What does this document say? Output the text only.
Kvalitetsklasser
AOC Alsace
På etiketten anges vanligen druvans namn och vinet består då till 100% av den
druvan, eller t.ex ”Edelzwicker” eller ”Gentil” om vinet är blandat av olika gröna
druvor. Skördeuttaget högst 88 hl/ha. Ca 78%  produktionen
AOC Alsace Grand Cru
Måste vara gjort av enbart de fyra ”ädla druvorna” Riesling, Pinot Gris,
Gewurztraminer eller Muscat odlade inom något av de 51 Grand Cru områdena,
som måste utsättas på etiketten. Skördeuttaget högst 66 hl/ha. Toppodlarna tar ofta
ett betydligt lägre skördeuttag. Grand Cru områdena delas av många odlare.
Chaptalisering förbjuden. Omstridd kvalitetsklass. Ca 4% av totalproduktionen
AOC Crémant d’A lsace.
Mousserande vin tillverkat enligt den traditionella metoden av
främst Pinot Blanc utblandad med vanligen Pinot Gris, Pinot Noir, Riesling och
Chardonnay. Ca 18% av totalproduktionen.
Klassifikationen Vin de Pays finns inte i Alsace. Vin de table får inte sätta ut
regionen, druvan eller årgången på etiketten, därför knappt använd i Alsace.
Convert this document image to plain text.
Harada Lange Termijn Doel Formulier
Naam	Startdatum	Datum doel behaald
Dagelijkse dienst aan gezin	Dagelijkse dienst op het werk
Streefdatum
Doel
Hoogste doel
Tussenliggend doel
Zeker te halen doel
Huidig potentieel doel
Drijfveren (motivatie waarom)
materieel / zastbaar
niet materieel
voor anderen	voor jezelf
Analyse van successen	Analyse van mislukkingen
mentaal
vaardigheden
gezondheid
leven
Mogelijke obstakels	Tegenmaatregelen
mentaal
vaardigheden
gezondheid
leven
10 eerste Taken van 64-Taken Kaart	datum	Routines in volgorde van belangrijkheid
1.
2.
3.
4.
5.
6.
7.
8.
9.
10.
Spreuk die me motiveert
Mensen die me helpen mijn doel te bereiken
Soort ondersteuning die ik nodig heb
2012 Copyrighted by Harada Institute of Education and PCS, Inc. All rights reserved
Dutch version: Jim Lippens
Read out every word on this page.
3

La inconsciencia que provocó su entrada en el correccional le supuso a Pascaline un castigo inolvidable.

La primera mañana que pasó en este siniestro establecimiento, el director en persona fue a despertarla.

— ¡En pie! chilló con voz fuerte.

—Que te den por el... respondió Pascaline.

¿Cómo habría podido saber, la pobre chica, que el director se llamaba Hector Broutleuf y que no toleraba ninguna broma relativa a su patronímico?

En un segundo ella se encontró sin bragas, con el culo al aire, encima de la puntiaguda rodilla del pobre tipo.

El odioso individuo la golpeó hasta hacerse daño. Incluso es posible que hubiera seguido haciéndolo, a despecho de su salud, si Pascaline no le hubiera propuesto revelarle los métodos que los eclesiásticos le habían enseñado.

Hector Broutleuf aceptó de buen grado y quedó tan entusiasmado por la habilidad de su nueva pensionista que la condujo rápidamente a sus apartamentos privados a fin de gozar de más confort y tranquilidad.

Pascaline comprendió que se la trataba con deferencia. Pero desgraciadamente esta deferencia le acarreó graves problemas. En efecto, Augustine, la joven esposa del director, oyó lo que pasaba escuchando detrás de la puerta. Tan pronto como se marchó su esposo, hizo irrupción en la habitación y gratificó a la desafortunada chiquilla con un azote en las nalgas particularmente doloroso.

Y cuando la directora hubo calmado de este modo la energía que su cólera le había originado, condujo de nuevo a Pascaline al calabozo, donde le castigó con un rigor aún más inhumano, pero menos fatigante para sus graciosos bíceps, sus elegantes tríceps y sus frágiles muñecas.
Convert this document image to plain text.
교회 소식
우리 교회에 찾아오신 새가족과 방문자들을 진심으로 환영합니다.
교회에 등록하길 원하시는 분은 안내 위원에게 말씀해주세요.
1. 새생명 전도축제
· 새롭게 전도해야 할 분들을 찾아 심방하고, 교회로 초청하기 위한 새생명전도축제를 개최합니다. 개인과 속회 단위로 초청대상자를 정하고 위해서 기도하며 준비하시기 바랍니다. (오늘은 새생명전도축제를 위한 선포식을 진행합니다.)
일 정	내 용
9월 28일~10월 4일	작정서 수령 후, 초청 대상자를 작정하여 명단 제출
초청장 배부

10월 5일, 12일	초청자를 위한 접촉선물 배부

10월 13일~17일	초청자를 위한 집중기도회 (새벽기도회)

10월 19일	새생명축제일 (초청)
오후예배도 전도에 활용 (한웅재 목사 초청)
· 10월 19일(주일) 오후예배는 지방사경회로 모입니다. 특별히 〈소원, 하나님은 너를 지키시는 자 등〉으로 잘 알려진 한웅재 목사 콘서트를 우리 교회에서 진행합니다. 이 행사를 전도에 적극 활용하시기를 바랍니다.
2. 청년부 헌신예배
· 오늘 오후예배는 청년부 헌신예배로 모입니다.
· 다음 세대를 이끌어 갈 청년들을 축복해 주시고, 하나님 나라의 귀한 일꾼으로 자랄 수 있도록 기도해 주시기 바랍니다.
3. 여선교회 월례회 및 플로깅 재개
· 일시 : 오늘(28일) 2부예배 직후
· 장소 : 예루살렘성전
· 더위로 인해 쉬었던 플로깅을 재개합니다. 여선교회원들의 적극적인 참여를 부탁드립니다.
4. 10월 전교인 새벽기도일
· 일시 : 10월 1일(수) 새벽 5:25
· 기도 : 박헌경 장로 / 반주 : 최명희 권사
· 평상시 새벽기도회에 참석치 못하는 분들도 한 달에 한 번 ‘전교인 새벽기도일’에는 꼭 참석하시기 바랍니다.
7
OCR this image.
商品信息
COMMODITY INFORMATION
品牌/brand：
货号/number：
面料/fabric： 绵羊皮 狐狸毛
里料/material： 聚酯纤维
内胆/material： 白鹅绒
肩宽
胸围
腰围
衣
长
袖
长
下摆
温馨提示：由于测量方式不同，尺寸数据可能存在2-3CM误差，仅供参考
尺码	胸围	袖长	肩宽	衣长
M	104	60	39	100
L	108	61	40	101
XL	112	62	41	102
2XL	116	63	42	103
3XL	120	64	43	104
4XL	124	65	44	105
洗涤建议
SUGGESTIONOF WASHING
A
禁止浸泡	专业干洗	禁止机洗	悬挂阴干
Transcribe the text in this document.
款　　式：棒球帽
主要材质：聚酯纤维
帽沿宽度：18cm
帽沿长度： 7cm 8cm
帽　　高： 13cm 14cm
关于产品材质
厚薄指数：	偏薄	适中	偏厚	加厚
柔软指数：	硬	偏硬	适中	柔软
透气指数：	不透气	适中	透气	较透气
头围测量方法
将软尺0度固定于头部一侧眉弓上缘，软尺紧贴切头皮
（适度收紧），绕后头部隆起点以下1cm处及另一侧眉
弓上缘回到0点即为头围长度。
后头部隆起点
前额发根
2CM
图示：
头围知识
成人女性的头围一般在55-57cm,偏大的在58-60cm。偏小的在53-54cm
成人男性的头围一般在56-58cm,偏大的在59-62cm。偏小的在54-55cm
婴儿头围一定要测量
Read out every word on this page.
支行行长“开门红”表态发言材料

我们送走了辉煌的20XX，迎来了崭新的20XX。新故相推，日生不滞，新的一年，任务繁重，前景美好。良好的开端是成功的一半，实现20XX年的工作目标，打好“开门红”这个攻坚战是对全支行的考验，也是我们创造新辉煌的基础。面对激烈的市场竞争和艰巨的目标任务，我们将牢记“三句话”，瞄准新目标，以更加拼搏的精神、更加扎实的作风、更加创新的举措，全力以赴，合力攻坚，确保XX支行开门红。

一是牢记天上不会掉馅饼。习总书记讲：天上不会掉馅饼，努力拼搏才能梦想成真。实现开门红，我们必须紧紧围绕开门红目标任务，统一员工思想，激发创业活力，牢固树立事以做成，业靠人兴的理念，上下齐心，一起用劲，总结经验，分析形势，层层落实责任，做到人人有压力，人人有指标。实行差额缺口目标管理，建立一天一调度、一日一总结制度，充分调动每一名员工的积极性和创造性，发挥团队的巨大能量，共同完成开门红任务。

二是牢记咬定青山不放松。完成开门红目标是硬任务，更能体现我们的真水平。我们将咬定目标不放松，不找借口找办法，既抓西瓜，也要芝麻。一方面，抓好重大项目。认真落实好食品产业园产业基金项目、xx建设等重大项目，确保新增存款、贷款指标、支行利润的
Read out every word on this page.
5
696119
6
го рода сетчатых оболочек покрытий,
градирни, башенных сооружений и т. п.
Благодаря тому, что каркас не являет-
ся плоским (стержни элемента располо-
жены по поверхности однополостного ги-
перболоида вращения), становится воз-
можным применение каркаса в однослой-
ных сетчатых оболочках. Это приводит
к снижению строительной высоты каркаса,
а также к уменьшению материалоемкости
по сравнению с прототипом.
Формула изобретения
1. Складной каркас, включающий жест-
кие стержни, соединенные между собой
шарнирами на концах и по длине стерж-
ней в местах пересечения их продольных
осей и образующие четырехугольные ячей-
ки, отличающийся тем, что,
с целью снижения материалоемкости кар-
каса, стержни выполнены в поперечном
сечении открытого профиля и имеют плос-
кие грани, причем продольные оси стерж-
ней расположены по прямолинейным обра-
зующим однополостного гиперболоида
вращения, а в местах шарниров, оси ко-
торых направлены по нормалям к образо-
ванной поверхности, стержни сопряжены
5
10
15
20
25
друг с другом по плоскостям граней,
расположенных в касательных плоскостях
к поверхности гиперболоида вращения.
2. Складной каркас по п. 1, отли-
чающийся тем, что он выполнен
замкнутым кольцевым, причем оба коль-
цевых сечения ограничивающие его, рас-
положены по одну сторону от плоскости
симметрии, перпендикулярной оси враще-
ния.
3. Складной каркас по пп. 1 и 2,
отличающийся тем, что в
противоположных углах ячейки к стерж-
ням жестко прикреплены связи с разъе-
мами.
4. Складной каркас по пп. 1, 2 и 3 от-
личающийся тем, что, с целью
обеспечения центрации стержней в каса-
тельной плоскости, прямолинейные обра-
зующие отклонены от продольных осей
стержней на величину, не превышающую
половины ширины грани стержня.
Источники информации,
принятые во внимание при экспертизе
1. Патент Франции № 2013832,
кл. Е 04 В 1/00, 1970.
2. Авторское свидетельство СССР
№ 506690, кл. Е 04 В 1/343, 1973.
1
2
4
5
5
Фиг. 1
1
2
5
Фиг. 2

▶ [TASK TO COMPLETE]:
Report the number of lines in the listing above that include the word "поверхности", and nothing else.

▶ [ANSWER TO THE EXERCISE]:
3